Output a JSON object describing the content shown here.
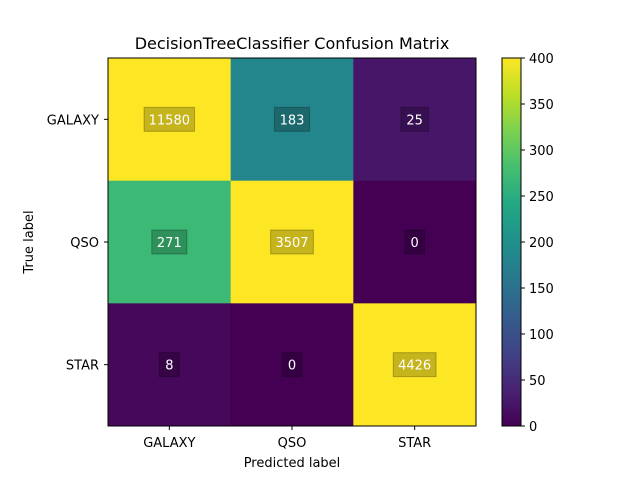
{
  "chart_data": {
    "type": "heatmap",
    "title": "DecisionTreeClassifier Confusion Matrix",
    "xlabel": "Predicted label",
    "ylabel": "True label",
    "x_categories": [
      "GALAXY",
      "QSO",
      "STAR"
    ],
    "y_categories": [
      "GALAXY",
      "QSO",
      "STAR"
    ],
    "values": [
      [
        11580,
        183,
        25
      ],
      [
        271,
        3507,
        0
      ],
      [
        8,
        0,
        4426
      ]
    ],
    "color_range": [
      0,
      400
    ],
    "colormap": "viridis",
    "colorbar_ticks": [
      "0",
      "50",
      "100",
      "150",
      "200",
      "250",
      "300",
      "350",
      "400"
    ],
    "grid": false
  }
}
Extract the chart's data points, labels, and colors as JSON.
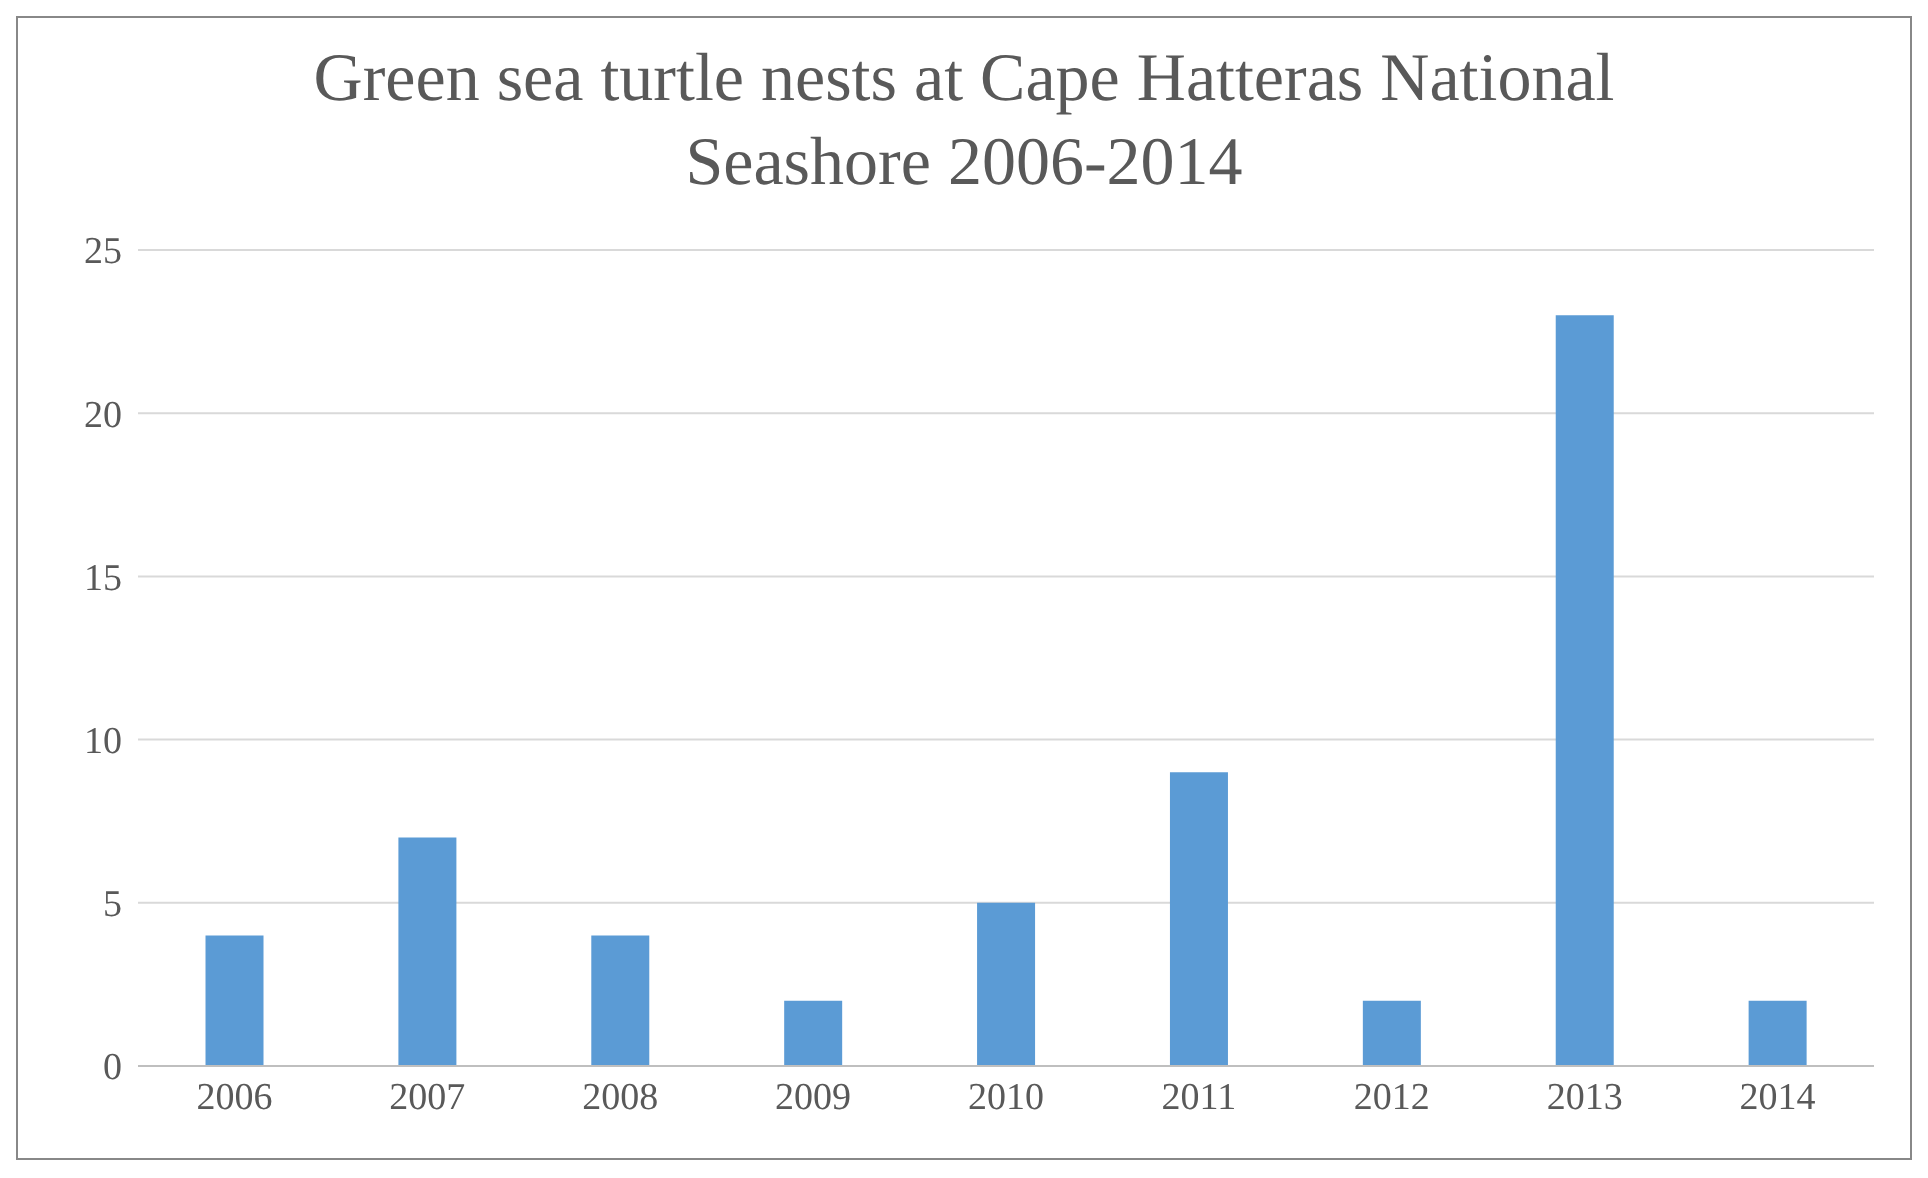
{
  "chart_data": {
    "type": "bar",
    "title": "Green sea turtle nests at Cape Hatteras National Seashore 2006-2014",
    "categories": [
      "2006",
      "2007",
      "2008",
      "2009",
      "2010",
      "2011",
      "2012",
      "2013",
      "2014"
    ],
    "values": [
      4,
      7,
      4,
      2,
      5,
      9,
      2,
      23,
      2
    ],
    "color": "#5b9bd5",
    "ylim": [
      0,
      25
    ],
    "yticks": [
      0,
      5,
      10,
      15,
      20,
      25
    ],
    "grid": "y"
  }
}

AIM OF THE EXERCISE:
Copy the listing in full and without alteration, omitting every picture.

ANSWER FOR THE TASK:
Output a JSON object describing the content shown here.
{
  "chart_data": {
    "type": "heatmap",
    "title": "DecisionTreeClassifier Confusion Matrix",
    "xlabel": "Predicted label",
    "ylabel": "True label",
    "x_categories": [
      "GALAXY",
      "QSO",
      "STAR"
    ],
    "y_categories": [
      "GALAXY",
      "QSO",
      "STAR"
    ],
    "values": [
      [
        11580,
        183,
        25
      ],
      [
        271,
        3507,
        0
      ],
      [
        8,
        0,
        4426
      ]
    ],
    "color_range": [
      0,
      400
    ],
    "colormap": "viridis",
    "colorbar_ticks": [
      "0",
      "50",
      "100",
      "150",
      "200",
      "250",
      "300",
      "350",
      "400"
    ],
    "grid": false
  }
}
Extract the chart's data points, labels, and colors as JSON.
{
  "chart_data": {
    "type": "bar",
    "title": "Green sea turtle nests at Cape Hatteras National Seashore 2006-2014",
    "categories": [
      "2006",
      "2007",
      "2008",
      "2009",
      "2010",
      "2011",
      "2012",
      "2013",
      "2014"
    ],
    "values": [
      4,
      7,
      4,
      2,
      5,
      9,
      2,
      23,
      2
    ],
    "color": "#5b9bd5",
    "ylim": [
      0,
      25
    ],
    "yticks": [
      0,
      5,
      10,
      15,
      20,
      25
    ],
    "grid": "y"
  }
}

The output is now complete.